SUPPLIED DATA:
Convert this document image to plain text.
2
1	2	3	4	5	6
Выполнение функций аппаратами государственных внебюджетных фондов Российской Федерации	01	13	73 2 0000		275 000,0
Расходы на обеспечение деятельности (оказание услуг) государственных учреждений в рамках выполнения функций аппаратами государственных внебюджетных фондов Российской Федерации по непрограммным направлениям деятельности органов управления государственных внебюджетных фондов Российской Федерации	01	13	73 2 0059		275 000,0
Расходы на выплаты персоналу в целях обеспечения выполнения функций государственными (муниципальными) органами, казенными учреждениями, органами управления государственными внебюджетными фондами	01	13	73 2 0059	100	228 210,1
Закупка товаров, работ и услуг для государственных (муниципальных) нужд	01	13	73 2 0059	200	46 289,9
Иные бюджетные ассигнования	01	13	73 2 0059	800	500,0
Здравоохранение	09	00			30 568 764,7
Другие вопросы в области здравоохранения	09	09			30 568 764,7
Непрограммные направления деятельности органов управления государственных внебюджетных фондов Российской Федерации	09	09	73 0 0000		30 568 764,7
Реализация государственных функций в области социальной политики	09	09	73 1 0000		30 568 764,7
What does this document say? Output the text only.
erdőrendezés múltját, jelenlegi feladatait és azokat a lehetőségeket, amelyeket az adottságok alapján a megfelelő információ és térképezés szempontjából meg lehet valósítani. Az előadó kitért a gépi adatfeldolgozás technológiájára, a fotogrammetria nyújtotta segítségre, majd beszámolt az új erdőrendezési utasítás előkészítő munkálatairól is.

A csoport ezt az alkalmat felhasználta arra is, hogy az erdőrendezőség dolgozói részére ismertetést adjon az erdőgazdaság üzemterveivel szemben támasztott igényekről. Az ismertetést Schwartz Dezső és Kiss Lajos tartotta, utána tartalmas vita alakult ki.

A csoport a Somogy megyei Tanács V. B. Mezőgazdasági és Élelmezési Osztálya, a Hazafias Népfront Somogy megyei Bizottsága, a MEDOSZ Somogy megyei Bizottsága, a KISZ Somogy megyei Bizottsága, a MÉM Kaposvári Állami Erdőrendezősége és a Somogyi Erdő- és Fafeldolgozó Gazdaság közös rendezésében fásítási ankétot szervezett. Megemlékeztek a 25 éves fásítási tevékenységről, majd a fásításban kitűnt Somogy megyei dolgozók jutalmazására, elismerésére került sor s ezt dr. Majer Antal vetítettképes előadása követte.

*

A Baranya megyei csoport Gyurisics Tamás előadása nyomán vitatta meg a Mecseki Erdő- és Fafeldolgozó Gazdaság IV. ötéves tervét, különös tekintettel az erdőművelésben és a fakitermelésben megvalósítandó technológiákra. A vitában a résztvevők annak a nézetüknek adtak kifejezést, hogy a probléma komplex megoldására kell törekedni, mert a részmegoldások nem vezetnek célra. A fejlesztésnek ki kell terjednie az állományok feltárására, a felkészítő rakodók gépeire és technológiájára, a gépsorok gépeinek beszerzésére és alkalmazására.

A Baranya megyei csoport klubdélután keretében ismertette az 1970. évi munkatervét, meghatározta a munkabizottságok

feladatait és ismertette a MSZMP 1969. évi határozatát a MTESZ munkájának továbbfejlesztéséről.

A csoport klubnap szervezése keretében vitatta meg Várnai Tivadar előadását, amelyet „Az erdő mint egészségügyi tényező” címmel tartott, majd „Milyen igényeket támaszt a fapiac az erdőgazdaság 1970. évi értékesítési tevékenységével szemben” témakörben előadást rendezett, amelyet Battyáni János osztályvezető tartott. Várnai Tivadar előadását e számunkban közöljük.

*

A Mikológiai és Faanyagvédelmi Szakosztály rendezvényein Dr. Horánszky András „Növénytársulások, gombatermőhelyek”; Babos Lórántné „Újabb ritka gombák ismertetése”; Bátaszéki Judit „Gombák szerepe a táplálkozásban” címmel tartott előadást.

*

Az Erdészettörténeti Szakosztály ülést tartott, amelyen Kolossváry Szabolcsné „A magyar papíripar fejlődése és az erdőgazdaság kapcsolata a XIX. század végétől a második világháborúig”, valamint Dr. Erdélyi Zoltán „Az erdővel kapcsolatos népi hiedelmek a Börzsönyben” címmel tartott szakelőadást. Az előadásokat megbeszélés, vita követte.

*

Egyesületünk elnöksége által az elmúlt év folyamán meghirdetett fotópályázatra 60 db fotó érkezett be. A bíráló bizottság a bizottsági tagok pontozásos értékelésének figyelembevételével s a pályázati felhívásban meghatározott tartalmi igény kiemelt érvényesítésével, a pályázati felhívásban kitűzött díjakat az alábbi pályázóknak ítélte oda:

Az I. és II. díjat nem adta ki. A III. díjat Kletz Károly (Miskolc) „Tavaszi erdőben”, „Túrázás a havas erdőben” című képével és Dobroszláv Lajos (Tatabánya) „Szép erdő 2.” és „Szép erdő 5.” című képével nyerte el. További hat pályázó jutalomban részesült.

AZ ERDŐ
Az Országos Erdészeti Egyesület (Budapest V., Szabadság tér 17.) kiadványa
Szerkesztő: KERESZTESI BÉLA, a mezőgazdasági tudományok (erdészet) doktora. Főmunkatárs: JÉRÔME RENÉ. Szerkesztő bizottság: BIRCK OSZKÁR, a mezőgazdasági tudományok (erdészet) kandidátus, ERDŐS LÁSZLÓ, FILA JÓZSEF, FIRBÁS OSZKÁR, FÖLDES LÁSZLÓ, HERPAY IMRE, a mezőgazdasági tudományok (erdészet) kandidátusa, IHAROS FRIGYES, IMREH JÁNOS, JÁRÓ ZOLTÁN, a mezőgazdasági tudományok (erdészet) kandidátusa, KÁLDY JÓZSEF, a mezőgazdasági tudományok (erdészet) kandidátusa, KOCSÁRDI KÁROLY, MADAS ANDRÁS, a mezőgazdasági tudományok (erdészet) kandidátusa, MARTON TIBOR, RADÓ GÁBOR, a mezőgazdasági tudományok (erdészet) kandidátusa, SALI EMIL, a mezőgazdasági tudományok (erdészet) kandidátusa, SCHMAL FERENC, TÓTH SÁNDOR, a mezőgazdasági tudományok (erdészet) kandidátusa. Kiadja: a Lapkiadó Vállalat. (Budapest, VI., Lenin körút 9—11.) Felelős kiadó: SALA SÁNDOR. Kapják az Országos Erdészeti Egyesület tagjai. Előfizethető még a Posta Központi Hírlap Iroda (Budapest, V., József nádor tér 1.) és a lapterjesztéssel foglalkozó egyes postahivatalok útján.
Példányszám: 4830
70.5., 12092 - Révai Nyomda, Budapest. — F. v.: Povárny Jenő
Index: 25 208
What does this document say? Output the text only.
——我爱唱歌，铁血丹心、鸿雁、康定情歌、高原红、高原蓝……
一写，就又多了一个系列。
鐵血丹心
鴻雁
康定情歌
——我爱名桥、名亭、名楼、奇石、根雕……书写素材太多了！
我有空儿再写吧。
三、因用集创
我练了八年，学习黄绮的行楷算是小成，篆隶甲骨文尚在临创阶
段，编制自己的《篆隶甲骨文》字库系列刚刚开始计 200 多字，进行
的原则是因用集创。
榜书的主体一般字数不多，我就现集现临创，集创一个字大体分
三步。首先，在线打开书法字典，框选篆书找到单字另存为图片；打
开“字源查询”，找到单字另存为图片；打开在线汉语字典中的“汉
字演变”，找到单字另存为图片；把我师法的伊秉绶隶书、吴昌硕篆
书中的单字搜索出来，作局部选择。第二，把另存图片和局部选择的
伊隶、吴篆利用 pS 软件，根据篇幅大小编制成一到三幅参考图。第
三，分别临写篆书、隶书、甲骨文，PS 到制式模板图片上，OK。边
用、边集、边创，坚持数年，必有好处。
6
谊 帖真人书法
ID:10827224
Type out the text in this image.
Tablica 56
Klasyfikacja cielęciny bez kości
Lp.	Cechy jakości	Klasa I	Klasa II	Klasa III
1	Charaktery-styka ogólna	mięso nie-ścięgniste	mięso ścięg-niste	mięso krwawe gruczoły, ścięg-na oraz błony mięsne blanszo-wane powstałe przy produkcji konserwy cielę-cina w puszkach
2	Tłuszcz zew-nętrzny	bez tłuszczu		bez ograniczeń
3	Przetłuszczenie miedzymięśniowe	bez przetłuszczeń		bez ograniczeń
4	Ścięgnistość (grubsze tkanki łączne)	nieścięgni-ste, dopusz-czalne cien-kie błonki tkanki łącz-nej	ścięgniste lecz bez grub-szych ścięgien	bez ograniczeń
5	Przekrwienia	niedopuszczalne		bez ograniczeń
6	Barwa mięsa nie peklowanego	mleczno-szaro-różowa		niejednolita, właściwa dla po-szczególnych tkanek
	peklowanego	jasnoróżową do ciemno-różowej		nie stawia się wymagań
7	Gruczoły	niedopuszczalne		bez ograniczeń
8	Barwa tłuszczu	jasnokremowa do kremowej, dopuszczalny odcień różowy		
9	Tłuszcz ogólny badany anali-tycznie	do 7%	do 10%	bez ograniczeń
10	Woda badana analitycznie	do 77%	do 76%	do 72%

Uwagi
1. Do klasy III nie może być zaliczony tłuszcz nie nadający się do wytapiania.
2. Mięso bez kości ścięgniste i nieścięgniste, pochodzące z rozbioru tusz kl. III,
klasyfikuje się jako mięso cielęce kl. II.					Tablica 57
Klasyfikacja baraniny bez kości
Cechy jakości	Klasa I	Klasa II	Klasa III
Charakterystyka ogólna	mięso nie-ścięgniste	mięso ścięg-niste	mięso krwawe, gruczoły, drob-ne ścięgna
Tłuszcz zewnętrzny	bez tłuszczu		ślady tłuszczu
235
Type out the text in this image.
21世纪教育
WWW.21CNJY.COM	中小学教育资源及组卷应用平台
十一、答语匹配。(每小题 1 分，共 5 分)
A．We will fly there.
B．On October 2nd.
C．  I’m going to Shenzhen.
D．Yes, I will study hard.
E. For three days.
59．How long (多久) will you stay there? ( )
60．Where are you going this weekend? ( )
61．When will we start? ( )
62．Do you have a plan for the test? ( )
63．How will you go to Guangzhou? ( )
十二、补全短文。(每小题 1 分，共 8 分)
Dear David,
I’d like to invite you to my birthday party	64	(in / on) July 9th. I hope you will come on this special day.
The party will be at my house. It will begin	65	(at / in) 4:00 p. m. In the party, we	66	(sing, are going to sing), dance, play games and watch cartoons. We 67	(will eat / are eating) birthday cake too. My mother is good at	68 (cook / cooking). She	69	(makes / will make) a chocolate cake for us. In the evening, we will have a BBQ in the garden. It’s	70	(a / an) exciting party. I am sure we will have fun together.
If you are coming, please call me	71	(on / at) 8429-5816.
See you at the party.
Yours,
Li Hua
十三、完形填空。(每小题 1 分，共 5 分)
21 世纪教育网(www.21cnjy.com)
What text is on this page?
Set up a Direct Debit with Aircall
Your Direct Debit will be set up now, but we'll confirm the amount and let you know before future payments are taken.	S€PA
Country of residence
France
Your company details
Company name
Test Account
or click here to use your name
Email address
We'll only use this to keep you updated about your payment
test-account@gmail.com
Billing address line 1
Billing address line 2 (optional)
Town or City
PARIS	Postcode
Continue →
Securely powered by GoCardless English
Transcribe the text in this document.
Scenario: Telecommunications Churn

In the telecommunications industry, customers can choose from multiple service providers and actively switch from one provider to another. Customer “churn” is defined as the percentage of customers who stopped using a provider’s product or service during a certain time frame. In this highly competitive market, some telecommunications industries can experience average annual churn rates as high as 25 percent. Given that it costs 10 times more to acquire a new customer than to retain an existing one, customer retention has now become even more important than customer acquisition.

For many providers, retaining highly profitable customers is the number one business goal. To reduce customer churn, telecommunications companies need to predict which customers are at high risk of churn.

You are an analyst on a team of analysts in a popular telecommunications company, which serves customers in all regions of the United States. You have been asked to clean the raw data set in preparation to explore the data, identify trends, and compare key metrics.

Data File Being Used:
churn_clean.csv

TASK DETAILS: Find each line holding the word "feladatait" and copy it.

ANSWER TO THE EXERCISE:
erdőrendezés múltját, jelenlegi feladatait és azokat a lehetőségeket, amelyeket az adottságok alapján a megfelelő információ és térképezés szempontjából meg lehet valósítani. Az előadó kitért a gépi adatfeldolgozás technológiájára, a fotogrammetria nyújtotta segítségre, majd beszámolt az új erdőrendezési utasítás előkészítő munkálatairól is.
feladatait és ismertette a MSZMP 1969. évi határozatát a MTESZ munkájának továbbfejlesztéséről.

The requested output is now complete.